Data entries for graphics
· · · · · · ·

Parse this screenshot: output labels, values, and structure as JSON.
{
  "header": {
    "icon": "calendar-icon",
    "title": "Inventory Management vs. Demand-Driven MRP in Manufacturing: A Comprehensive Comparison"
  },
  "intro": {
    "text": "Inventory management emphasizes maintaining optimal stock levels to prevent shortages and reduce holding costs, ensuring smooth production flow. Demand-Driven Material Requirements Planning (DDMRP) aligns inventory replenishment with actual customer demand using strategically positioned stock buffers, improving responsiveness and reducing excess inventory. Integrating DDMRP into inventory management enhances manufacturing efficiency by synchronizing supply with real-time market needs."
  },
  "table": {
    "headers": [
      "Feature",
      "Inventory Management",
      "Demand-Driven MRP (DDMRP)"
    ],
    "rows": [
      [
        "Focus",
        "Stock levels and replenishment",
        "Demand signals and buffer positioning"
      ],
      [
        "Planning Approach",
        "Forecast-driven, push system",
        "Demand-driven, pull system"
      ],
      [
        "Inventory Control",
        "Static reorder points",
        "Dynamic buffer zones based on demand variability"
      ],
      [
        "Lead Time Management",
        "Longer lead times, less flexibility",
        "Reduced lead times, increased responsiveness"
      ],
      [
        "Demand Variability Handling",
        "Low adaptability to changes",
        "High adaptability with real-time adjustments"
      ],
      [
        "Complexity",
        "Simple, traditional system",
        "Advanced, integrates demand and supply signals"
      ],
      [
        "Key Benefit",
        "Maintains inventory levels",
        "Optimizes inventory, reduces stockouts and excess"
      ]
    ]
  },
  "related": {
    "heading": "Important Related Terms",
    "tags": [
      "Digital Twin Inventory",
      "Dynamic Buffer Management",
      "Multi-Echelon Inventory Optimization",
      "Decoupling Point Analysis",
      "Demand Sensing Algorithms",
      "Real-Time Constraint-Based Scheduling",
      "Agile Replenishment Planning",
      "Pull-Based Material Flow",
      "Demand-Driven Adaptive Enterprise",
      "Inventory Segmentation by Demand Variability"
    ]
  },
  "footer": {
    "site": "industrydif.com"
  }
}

· · · · · · ·

### Set exercise
Gather up the lines containing the word "system" from these records and copy them.

### Written response
        "Forecast-driven, push system",
        "Demand-driven, pull system"
        "Simple, traditional system",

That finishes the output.